§ Exercise
Repeat, without any change, the entries presented below.

___ Input records

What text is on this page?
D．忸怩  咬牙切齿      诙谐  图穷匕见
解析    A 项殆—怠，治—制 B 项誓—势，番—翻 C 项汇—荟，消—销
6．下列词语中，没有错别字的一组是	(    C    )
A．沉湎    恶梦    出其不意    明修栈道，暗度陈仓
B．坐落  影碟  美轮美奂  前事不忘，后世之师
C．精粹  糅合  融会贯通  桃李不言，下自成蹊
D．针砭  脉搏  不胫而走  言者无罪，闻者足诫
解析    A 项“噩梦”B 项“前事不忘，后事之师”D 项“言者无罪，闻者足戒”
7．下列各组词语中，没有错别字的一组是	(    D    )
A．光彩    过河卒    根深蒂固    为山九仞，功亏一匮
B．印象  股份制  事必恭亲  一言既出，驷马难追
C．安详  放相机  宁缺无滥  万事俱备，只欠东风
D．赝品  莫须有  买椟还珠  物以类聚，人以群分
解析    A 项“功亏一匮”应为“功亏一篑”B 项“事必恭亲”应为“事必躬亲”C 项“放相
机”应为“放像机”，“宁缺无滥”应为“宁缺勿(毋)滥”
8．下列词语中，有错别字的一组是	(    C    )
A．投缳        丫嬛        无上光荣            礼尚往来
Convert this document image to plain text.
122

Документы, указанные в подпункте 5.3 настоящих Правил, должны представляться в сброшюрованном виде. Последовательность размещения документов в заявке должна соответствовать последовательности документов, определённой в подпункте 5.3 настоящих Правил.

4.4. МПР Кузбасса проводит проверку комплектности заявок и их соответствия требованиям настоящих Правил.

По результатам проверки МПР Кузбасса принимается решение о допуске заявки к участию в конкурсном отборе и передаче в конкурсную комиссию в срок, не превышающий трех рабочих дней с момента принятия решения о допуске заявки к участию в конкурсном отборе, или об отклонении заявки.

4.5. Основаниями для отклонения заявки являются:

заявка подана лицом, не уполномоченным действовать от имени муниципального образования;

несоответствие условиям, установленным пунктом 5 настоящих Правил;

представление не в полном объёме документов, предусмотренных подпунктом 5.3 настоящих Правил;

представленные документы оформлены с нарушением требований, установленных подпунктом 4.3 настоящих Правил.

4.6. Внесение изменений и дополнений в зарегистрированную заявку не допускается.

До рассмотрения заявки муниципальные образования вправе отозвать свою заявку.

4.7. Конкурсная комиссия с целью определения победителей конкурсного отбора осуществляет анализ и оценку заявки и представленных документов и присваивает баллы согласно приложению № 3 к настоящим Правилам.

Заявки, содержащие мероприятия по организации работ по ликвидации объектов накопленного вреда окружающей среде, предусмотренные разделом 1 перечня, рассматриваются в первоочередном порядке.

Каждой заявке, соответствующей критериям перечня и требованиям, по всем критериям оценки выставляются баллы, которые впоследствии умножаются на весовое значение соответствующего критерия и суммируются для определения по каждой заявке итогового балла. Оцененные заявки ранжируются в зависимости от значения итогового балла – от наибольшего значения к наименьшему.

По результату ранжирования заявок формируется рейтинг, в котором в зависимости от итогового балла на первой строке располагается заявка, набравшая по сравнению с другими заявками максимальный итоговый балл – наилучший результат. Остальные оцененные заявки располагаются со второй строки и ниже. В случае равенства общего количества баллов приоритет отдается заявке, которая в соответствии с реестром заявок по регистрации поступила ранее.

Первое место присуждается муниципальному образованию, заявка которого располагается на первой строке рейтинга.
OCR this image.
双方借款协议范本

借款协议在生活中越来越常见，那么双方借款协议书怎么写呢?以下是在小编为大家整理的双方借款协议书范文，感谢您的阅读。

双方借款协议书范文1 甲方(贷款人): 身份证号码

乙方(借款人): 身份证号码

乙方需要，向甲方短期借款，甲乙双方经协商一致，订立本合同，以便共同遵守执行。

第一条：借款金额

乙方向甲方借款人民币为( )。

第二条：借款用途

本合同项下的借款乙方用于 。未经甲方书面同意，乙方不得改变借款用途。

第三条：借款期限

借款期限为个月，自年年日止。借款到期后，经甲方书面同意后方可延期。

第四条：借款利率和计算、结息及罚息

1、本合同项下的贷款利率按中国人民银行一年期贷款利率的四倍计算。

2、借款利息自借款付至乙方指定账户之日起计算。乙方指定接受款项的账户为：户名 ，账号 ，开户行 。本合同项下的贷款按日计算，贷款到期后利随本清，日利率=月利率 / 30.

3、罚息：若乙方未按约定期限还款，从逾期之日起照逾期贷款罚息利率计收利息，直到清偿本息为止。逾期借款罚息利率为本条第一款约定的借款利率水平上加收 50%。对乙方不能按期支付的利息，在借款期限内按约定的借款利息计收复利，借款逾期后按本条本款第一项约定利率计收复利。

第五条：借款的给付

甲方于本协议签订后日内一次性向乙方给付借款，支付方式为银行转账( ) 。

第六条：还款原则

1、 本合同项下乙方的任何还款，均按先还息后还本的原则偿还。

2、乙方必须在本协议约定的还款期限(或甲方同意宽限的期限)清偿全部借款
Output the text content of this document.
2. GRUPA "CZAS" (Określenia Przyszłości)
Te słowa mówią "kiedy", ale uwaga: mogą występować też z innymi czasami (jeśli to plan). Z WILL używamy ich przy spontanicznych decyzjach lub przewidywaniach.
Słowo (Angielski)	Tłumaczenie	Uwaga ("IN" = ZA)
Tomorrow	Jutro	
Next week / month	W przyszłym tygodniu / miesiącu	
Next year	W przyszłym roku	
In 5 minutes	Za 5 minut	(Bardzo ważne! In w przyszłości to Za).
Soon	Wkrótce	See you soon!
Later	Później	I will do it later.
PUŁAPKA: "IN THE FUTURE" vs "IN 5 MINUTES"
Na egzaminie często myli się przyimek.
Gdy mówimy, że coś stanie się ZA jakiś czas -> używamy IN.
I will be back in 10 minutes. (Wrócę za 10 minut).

______

§ Exercise answer
What text is on this page?
D．忸怩  咬牙切齿      诙谐  图穷匕见
解析    A 项殆—怠，治—制 B 项誓—势，番—翻 C 项汇—荟，消—销
6．下列词语中，没有错别字的一组是	(    C    )
A．沉湎    恶梦    出其不意    明修栈道，暗度陈仓
B．坐落  影碟  美轮美奂  前事不忘，后世之师
C．精粹  糅合  融会贯通  桃李不言，下自成蹊
D．针砭  脉搏  不胫而走  言者无罪，闻者足诫
解析    A 项“噩梦”B 项“前事不忘，后事之师”D 项“言者无罪，闻者足戒”
7．下列各组词语中，没有错别字的一组是	(    D    )
A．光彩    过河卒    根深蒂固    为山九仞，功亏一匮
B．印象  股份制  事必恭亲  一言既出，驷马难追
C．安详  放相机  宁缺无滥  万事俱备，只欠东风
D．赝品  莫须有  买椟还珠  物以类聚，人以群分
解析    A 项“功亏一匮”应为“功亏一篑”B 项“事必恭亲”应为“事必躬亲”C 项“放相
机”应为“放像机”，“宁缺无滥”应为“宁缺勿(毋)滥”
8．下列词语中，有错别字的一组是	(    C    )
A．投缳        丫嬛        无上光荣            礼尚往来
Convert this document image to plain text.
122

Документы, указанные в подпункте 5.3 настоящих Правил, должны представляться в сброшюрованном виде. Последовательность размещения документов в заявке должна соответствовать последовательности документов, определённой в подпункте 5.3 настоящих Правил.

4.4. МПР Кузбасса проводит проверку комплектности заявок и их соответствия требованиям настоящих Правил.

По результатам проверки МПР Кузбасса принимается решение о допуске заявки к участию в конкурсном отборе и передаче в конкурсную комиссию в срок, не превышающий трех рабочих дней с момента принятия решения о допуске заявки к участию в конкурсном отборе, или об отклонении заявки.

4.5. Основаниями для отклонения заявки являются:

заявка подана лицом, не уполномоченным действовать от имени муниципального образования;

несоответствие условиям, установленным пунктом 5 настоящих Правил;

представление не в полном объёме документов, предусмотренных подпунктом 5.3 настоящих Правил;

представленные документы оформлены с нарушением требований, установленных подпунктом 4.3 настоящих Правил.

4.6. Внесение изменений и дополнений в зарегистрированную заявку не допускается.

До рассмотрения заявки муниципальные образования вправе отозвать свою заявку.

4.7. Конкурсная комиссия с целью определения победителей конкурсного отбора осуществляет анализ и оценку заявки и представленных документов и присваивает баллы согласно приложению № 3 к настоящим Правилам.

Заявки, содержащие мероприятия по организации работ по ликвидации объектов накопленного вреда окружающей среде, предусмотренные разделом 1 перечня, рассматриваются в первоочередном порядке.

Каждой заявке, соответствующей критериям перечня и требованиям, по всем критериям оценки выставляются баллы, которые впоследствии умножаются на весовое значение соответствующего критерия и суммируются для определения по каждой заявке итогового балла. Оцененные заявки ранжируются в зависимости от значения итогового балла – от наибольшего значения к наименьшему.

По результату ранжирования заявок формируется рейтинг, в котором в зависимости от итогового балла на первой строке располагается заявка, набравшая по сравнению с другими заявками максимальный итоговый балл – наилучший результат. Остальные оцененные заявки располагаются со второй строки и ниже. В случае равенства общего количества баллов приоритет отдается заявке, которая в соответствии с реестром заявок по регистрации поступила ранее.

Первое место присуждается муниципальному образованию, заявка которого располагается на первой строке рейтинга.
OCR this image.
双方借款协议范本

借款协议在生活中越来越常见，那么双方借款协议书怎么写呢?以下是在小编为大家整理的双方借款协议书范文，感谢您的阅读。

双方借款协议书范文1 甲方(贷款人): 身份证号码

乙方(借款人): 身份证号码

乙方需要，向甲方短期借款，甲乙双方经协商一致，订立本合同，以便共同遵守执行。

第一条：借款金额

乙方向甲方借款人民币为( )。

第二条：借款用途

本合同项下的借款乙方用于 。未经甲方书面同意，乙方不得改变借款用途。

第三条：借款期限

借款期限为个月，自年年日止。借款到期后，经甲方书面同意后方可延期。

第四条：借款利率和计算、结息及罚息

1、本合同项下的贷款利率按中国人民银行一年期贷款利率的四倍计算。

2、借款利息自借款付至乙方指定账户之日起计算。乙方指定接受款项的账户为：户名 ，账号 ，开户行 。本合同项下的贷款按日计算，贷款到期后利随本清，日利率=月利率 / 30.

3、罚息：若乙方未按约定期限还款，从逾期之日起照逾期贷款罚息利率计收利息，直到清偿本息为止。逾期借款罚息利率为本条第一款约定的借款利率水平上加收 50%。对乙方不能按期支付的利息，在借款期限内按约定的借款利息计收复利，借款逾期后按本条本款第一项约定利率计收复利。

第五条：借款的给付

甲方于本协议签订后日内一次性向乙方给付借款，支付方式为银行转账( ) 。

第六条：还款原则

1、 本合同项下乙方的任何还款，均按先还息后还本的原则偿还。

2、乙方必须在本协议约定的还款期限(或甲方同意宽限的期限)清偿全部借款
Output the text content of this document.
2. GRUPA "CZAS" (Określenia Przyszłości)
Te słowa mówią "kiedy", ale uwaga: mogą występować też z innymi czasami (jeśli to plan). Z WILL używamy ich przy spontanicznych decyzjach lub przewidywaniach.
Słowo (Angielski)	Tłumaczenie	Uwaga ("IN" = ZA)
Tomorrow	Jutro	
Next week / month	W przyszłym tygodniu / miesiącu	
Next year	W przyszłym roku	
In 5 minutes	Za 5 minut	(Bardzo ważne! In w przyszłości to Za).
Soon	Wkrótce	See you soon!
Later	Później	I will do it later.
PUŁAPKA: "IN THE FUTURE" vs "IN 5 MINUTES"
Na egzaminie często myli się przyimek.
Gdy mówimy, że coś stanie się ZA jakiś czas -> używamy IN.
I will be back in 10 minutes. (Wrócę za 10 minut).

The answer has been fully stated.